TASK DIRECTIONS –
In the entries that follow, how many lines contain the word "างทอง"? Answer with the number only.

[begin MATERIALS PROVIDED]

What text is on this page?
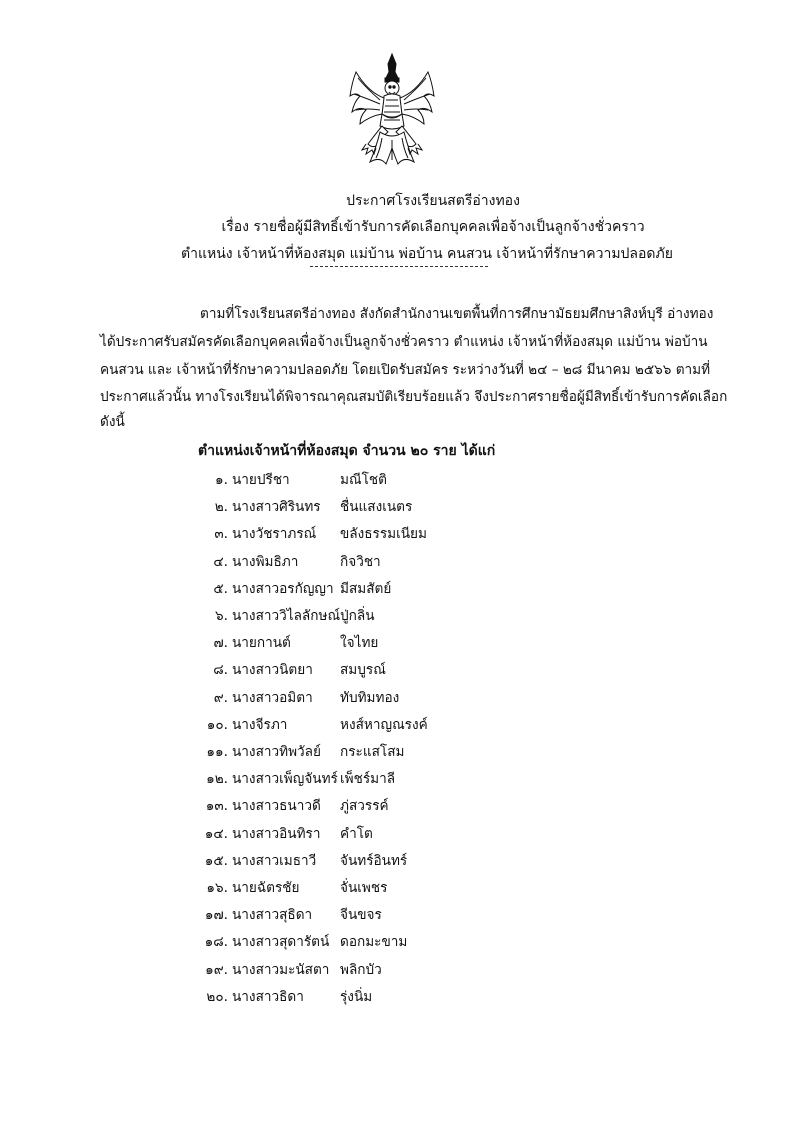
ประกาศโรงเรียนสตรีอ่างทอง
เรื่อง รายชื่อผู้มีสิทธิ์เข้ารับการคัดเลือกบุคคลเพื่อจ้างเป็นลูกจ้างชั่วคราว
ตำแหน่ง เจ้าหน้าที่ห้องสมุด แม่บ้าน พ่อบ้าน คนสวน เจ้าหน้าที่รักษาความปลอดภัย
ตามที่โรงเรียนสตรีอ่างทอง สังกัดสำนักงานเขตพื้นที่การศึกษามัธยมศึกษาสิงห์บุรี อ่างทอง
ได้ประกาศรับสมัครคัดเลือกบุคคลเพื่อจ้างเป็นลูกจ้างชั่วคราว ตำแหน่ง เจ้าหน้าที่ห้องสมุด แม่บ้าน พ่อบ้าน
คนสวน และ เจ้าหน้าที่รักษาความปลอดภัย โดยเปิดรับสมัคร ระหว่างวันที่ ๒๔ – ๒๘ มีนาคม ๒๕๖๖ ตามที่
ประกาศแล้วนั้น ทางโรงเรียนได้พิจารณาคุณสมบัติเรียบร้อยแล้ว จึงประกาศรายชื่อผู้มีสิทธิ์เข้ารับการคัดเลือก
ดังนี้
ตำแหน่งเจ้าหน้าที่ห้องสมุด จำนวน ๒๐ ราย ได้แก่
๑. นายปรีชา	มณีโชติ
๒. นางสาวศิรินทร ชื่นแสงเนตร
๓. นางวัชราภรณ์ ขลังธรรมเนียม
๔. นางพิมธิภา	กิจวิชา
๕. นางสาวอรกัญญา มีสมสัตย์
๖. นางสาววิไลลักษณ์ ปู่กลิ่น
๗. นายกานต์	ใจไทย
๘. นางสาวนิตยา สมบูรณ์
๙. นางสาวอมิตา ทับทิมทอง
๑๐. นางจีรภา	หงส์หาญณรงค์
๑๑. นางสาวทิพวัลย์ กระแสโสม
๑๒. นางสาวเพ็ญจันทร์ เพ็ชร์มาลี
๑๓. นางสาวธนาวดี ภู่สวรรค์
๑๔. นางสาวอินทิรา คำโต
๑๕. นางสาวเมธาวี จันทร์อินทร์
๑๖. นายฉัตรชัย	จั่นเพชร
๑๗. นางสาวสุธิดา จีนขจร
๑๘. นางสาวสุดารัตน์ ดอกมะขาม
๑๙. นางสาวมะนัสตา พลิกบัว
๒๐. นางสาวธิดา	รุ่งนิ่ม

[end MATERIALS PROVIDED]

TASK RESPONSE –
2